### TASK BRIEF:
Extract all lines containing "find".

### WORKING DATA:
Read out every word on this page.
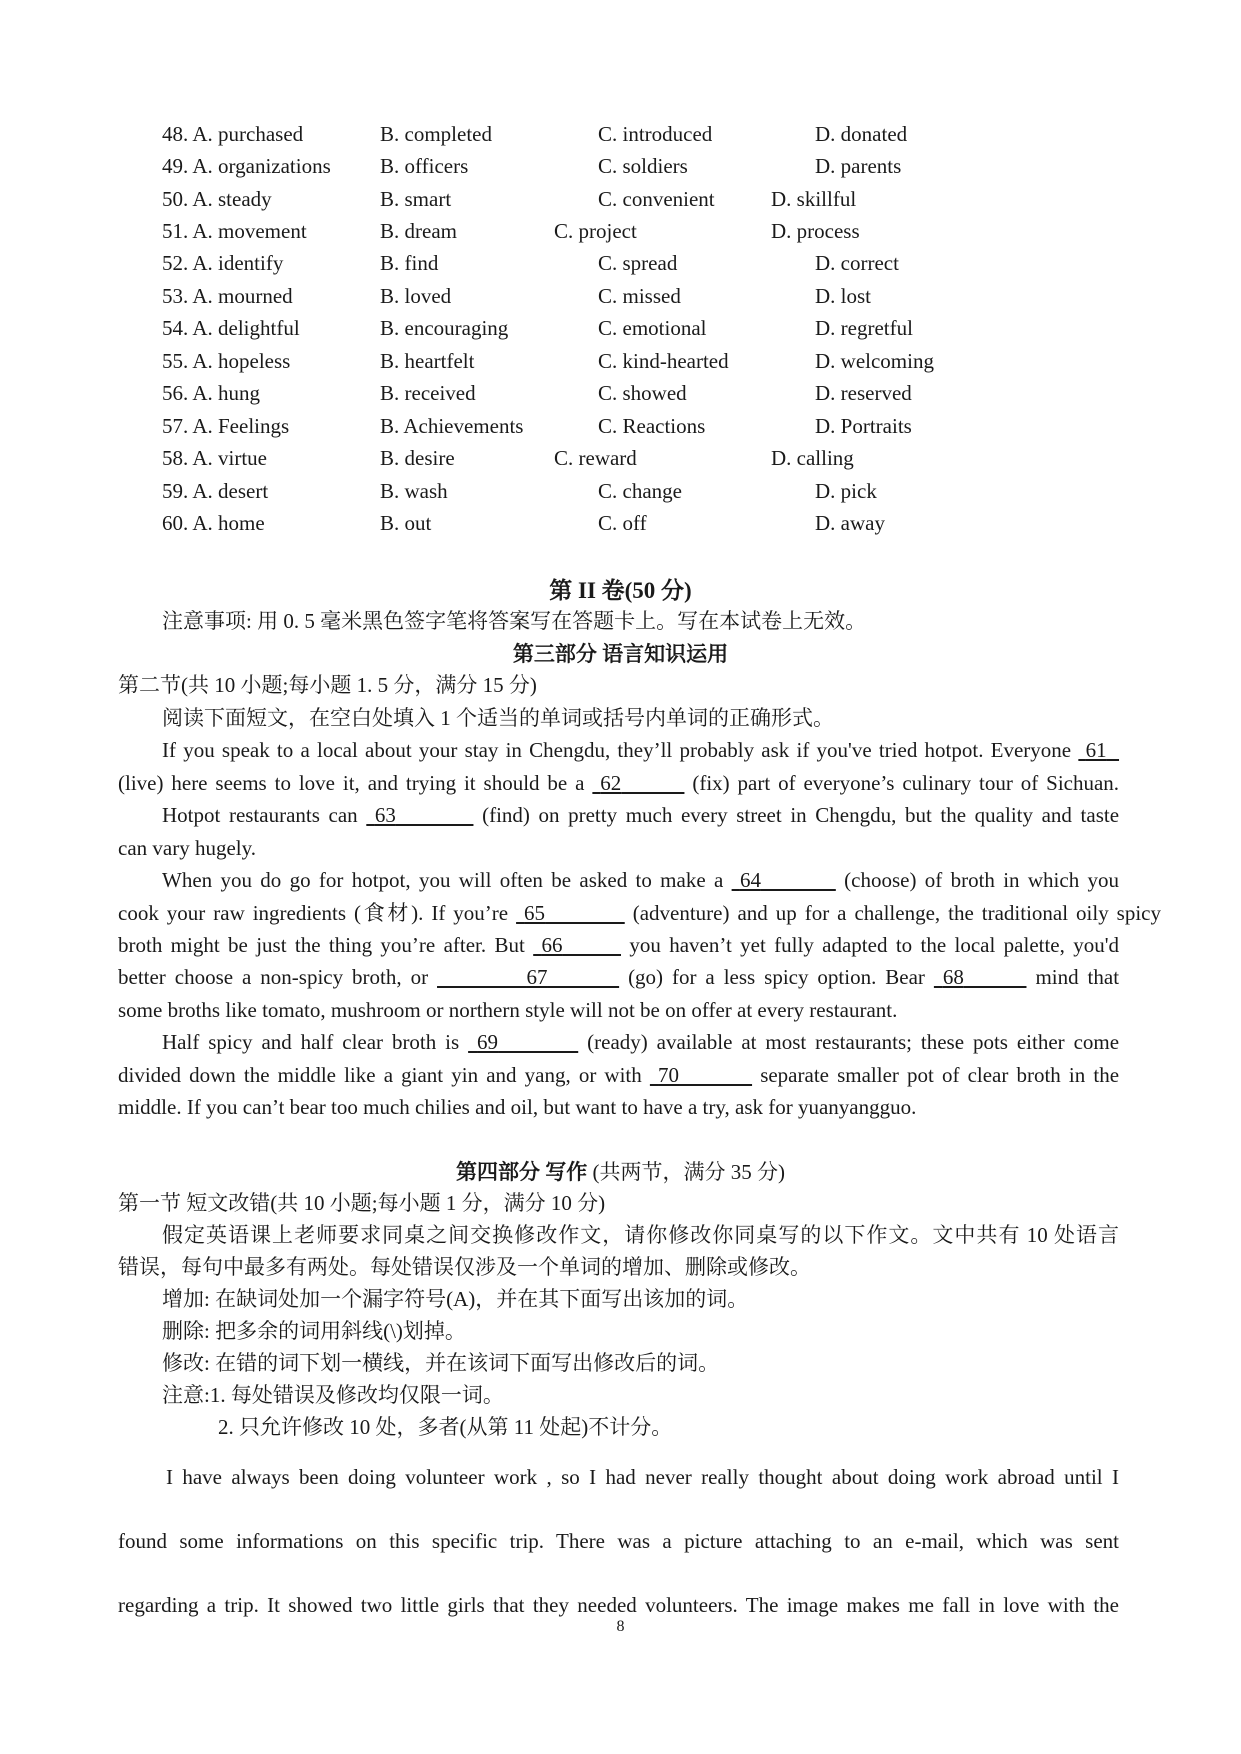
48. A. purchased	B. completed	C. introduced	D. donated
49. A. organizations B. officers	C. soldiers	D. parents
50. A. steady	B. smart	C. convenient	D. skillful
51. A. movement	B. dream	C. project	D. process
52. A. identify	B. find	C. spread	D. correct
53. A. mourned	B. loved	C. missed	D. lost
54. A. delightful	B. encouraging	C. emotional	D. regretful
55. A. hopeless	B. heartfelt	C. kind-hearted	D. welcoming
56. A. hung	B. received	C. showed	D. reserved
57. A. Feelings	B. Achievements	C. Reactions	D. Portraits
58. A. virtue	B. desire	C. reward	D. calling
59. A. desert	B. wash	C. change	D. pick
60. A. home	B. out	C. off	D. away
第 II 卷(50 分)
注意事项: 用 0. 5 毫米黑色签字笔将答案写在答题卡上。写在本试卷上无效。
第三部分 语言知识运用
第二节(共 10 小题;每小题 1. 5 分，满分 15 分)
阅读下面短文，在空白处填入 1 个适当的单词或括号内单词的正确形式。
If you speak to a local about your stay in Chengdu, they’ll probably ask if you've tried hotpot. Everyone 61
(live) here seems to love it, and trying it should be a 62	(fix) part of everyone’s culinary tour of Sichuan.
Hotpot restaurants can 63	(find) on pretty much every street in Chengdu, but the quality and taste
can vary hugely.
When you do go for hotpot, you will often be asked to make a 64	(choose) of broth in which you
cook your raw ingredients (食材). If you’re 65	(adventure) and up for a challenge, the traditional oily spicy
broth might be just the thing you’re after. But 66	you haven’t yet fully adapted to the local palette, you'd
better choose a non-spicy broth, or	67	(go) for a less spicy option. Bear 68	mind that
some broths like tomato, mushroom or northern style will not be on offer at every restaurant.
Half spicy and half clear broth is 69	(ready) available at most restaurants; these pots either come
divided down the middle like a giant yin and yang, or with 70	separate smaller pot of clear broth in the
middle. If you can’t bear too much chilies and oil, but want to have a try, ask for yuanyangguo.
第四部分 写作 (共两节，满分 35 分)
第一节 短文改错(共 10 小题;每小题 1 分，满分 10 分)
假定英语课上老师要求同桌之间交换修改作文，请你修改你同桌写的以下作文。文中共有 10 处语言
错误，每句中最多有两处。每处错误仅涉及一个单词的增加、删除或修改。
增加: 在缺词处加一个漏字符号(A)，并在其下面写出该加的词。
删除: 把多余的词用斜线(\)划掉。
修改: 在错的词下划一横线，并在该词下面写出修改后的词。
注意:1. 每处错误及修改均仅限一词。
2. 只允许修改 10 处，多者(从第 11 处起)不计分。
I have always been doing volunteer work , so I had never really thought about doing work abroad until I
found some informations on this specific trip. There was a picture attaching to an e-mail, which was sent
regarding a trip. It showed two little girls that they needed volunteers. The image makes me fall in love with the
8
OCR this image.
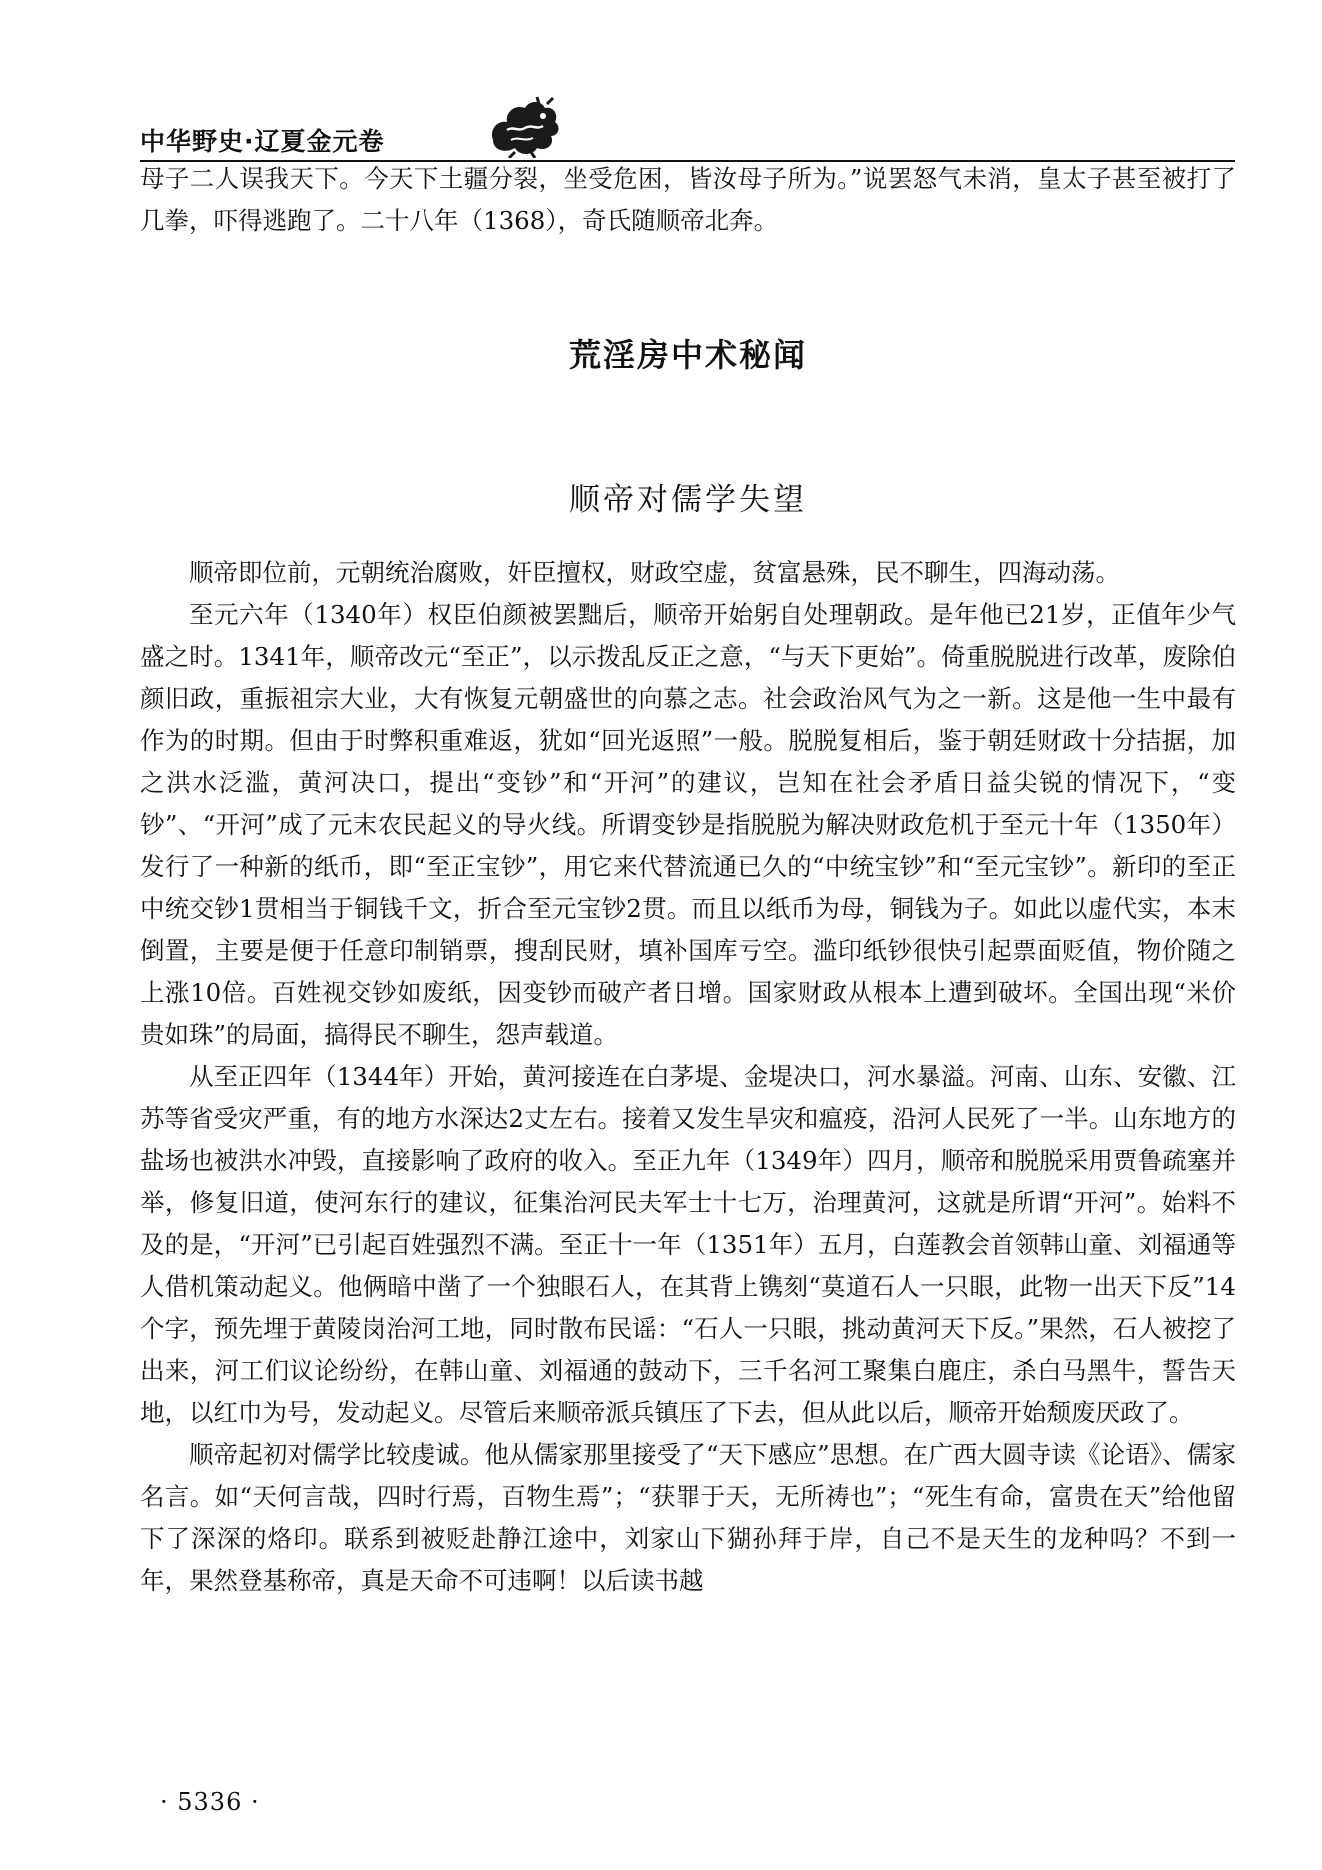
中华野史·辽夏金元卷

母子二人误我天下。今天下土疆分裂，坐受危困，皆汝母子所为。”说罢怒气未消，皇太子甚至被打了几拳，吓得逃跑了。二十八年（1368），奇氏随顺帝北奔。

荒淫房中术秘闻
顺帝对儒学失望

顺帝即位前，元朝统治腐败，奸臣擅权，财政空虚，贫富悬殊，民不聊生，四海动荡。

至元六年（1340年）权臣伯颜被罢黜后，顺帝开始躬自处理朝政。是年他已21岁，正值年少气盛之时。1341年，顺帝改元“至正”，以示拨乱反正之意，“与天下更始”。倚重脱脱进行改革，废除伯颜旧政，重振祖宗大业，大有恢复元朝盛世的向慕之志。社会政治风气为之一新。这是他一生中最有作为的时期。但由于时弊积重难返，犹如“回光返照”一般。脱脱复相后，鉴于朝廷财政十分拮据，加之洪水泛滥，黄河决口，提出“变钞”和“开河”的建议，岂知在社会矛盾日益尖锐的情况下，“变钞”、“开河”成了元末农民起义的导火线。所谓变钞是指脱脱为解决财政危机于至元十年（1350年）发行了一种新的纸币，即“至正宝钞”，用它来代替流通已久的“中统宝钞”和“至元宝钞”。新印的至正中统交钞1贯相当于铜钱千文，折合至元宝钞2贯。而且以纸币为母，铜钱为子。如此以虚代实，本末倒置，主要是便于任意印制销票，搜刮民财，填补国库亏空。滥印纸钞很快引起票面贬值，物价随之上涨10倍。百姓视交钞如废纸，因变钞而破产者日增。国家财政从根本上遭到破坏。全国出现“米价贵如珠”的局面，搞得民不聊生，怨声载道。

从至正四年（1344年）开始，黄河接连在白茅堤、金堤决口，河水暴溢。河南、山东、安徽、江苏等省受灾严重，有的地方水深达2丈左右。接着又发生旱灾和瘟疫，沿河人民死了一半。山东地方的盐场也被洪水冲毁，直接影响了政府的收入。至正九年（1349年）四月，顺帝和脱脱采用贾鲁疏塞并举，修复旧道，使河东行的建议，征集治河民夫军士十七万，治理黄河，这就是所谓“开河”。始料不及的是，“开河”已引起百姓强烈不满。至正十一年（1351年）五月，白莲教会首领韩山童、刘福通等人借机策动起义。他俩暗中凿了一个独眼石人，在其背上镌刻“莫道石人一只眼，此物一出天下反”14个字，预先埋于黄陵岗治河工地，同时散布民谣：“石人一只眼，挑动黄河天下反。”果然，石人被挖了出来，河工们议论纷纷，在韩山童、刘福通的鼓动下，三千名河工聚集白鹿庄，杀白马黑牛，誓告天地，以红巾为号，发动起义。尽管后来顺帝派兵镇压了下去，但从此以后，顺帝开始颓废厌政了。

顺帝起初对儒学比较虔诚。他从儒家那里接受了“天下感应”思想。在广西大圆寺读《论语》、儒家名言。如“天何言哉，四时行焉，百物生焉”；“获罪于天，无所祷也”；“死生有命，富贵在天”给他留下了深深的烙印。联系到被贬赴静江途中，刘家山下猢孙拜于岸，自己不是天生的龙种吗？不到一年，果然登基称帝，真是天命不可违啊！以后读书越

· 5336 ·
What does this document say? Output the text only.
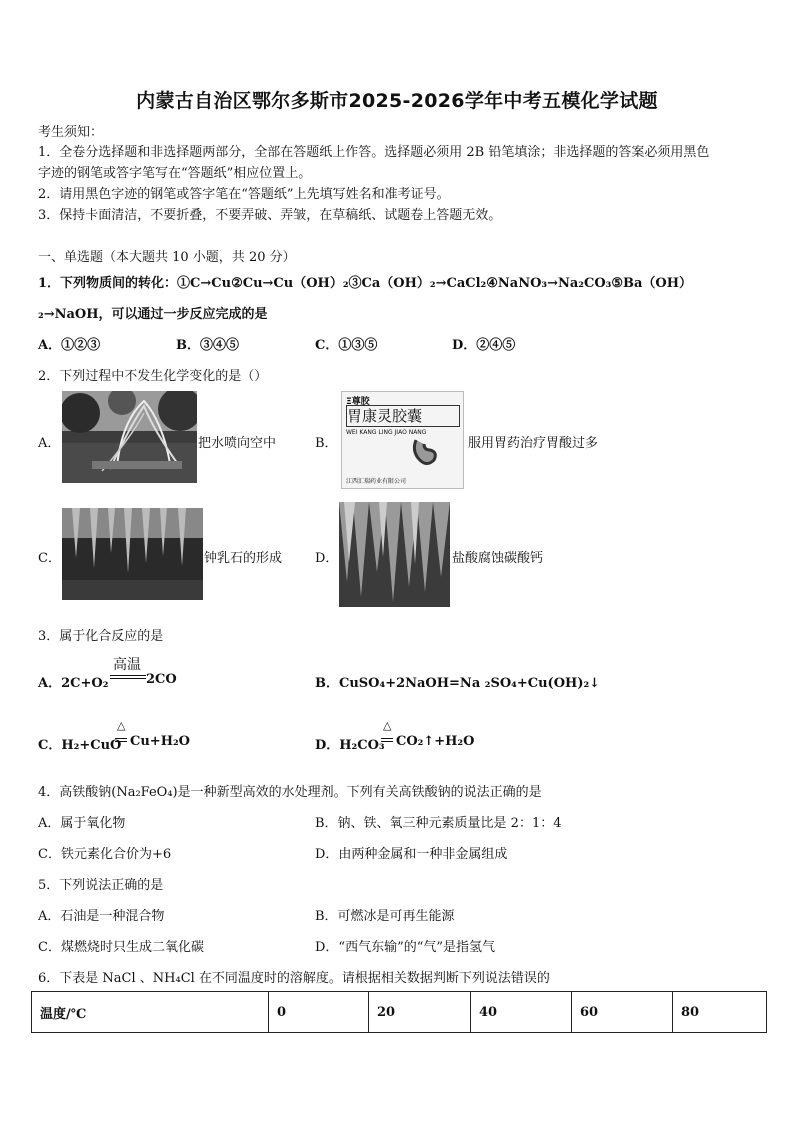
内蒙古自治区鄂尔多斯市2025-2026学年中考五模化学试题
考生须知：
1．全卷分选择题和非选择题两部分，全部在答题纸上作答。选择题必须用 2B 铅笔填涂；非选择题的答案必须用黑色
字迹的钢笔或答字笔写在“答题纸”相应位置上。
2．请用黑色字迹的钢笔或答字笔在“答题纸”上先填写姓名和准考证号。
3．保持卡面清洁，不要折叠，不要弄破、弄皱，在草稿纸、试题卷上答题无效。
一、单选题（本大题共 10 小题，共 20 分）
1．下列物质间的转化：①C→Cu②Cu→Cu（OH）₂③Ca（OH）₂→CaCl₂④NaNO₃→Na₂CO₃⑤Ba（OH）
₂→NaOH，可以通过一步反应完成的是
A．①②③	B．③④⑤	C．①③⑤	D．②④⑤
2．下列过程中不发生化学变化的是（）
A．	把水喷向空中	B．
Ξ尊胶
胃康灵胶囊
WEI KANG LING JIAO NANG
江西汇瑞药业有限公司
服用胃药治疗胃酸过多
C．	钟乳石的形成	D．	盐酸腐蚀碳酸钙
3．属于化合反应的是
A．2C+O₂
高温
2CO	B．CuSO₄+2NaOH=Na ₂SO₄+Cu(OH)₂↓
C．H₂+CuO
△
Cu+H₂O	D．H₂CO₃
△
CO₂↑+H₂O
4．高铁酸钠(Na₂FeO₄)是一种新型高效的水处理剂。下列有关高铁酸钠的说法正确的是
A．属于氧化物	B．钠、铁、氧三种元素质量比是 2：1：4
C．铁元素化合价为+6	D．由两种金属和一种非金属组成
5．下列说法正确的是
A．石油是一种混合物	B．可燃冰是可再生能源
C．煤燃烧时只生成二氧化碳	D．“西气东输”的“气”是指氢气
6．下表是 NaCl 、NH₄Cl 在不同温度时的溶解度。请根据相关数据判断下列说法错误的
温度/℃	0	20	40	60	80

### TASK SOLUTION:
52. A. identify	B. find	C. spread	D. correct
Hotpot restaurants can 63	(find) on pretty much every street in Chengdu, but the quality and taste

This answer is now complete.